#### WHAT IS NEEDED
Without the pictures, set down the records below word for word.
----------------------------------------
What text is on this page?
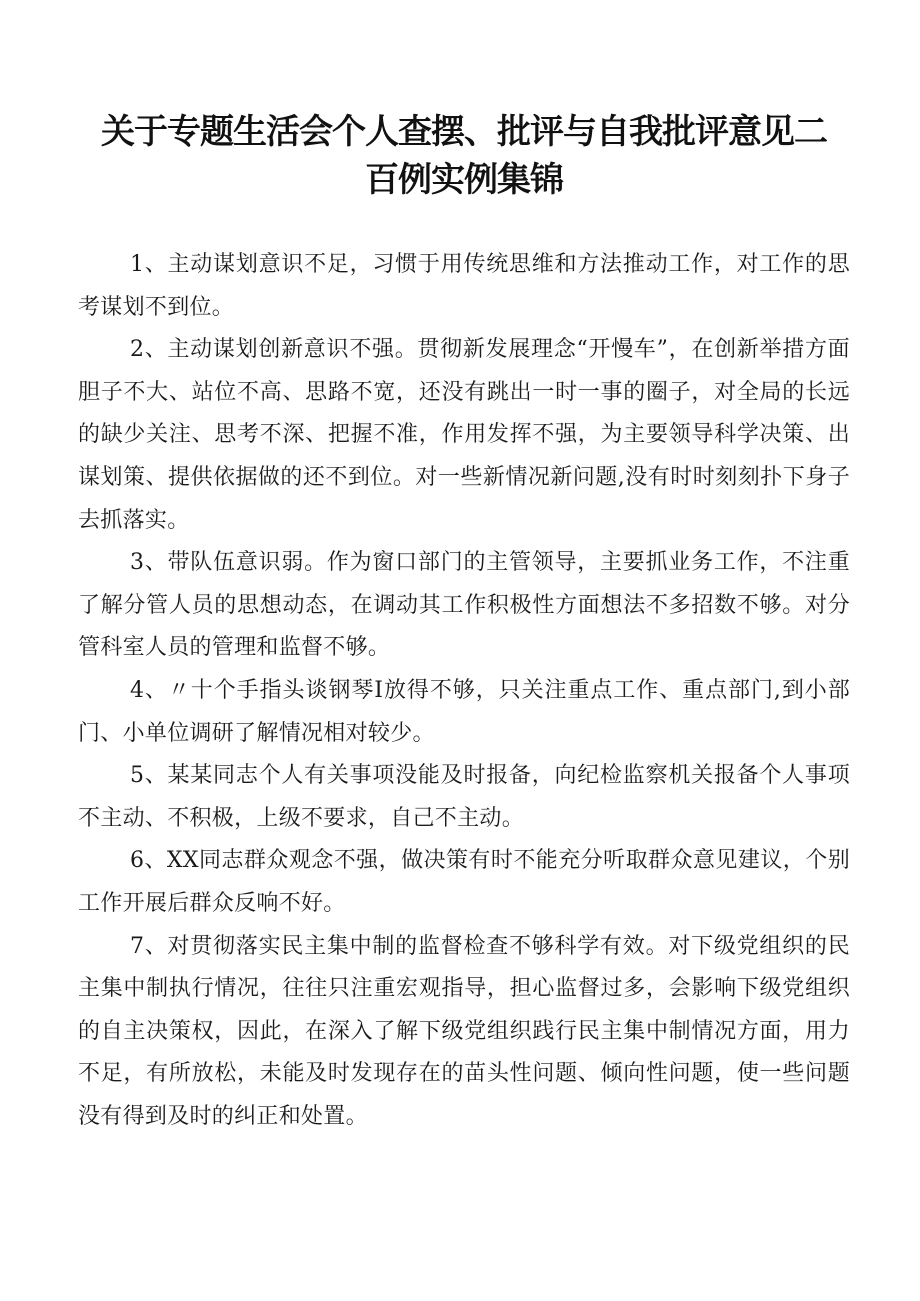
关于专题生活会个人查摆、批评与自我批评意见二
百例实例集锦

1、主动谋划意识不足，习惯于用传统思维和方法推动工作，对工作的思考谋划不到位。

2、主动谋划创新意识不强。贯彻新发展理念“开慢车”，在创新举措方面胆子不大、站位不高、思路不宽，还没有跳出一时一事的圈子，对全局的长远的缺少关注、思考不深、把握不准，作用发挥不强，为主要领导科学决策、出谋划策、提供依据做的还不到位。对一些新情况新问题,没有时时刻刻扑下身子去抓落实。

3、带队伍意识弱。作为窗口部门的主管领导，主要抓业务工作，不注重了解分管人员的思想动态，在调动其工作积极性方面想法不多招数不够。对分管科室人员的管理和监督不够。

4、〃十个手指头谈钢琴I放得不够，只关注重点工作、重点部门,到小部门、小单位调研了解情况相对较少。

5、某某同志个人有关事项没能及时报备，向纪检监察机关报备个人事项不主动、不积极，上级不要求，自己不主动。

6、XX同志群众观念不强，做决策有时不能充分听取群众意见建议，个别工作开展后群众反响不好。

7、对贯彻落实民主集中制的监督检查不够科学有效。对下级党组织的民主集中制执行情况，往往只注重宏观指导，担心监督过多，会影响下级党组织的自主决策权，因此，在深入了解下级党组织践行民主集中制情况方面，用力不足，有所放松，未能及时发现存在的苗头性问题、倾向性问题，使一些问题没有得到及时的纠正和处置。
----------------------------------------
#### RESPONSE TO THIS TASK
What text is on this page?
关于专题生活会个人查摆、批评与自我批评意见二
百例实例集锦

1、主动谋划意识不足，习惯于用传统思维和方法推动工作，对工作的思考谋划不到位。

2、主动谋划创新意识不强。贯彻新发展理念“开慢车”，在创新举措方面胆子不大、站位不高、思路不宽，还没有跳出一时一事的圈子，对全局的长远的缺少关注、思考不深、把握不准，作用发挥不强，为主要领导科学决策、出谋划策、提供依据做的还不到位。对一些新情况新问题,没有时时刻刻扑下身子去抓落实。

3、带队伍意识弱。作为窗口部门的主管领导，主要抓业务工作，不注重了解分管人员的思想动态，在调动其工作积极性方面想法不多招数不够。对分管科室人员的管理和监督不够。

4、〃十个手指头谈钢琴I放得不够，只关注重点工作、重点部门,到小部门、小单位调研了解情况相对较少。

5、某某同志个人有关事项没能及时报备，向纪检监察机关报备个人事项不主动、不积极，上级不要求，自己不主动。

6、XX同志群众观念不强，做决策有时不能充分听取群众意见建议，个别工作开展后群众反响不好。

7、对贯彻落实民主集中制的监督检查不够科学有效。对下级党组织的民主集中制执行情况，往往只注重宏观指导，担心监督过多，会影响下级党组织的自主决策权，因此，在深入了解下级党组织践行民主集中制情况方面，用力不足，有所放松，未能及时发现存在的苗头性问题、倾向性问题，使一些问题没有得到及时的纠正和处置。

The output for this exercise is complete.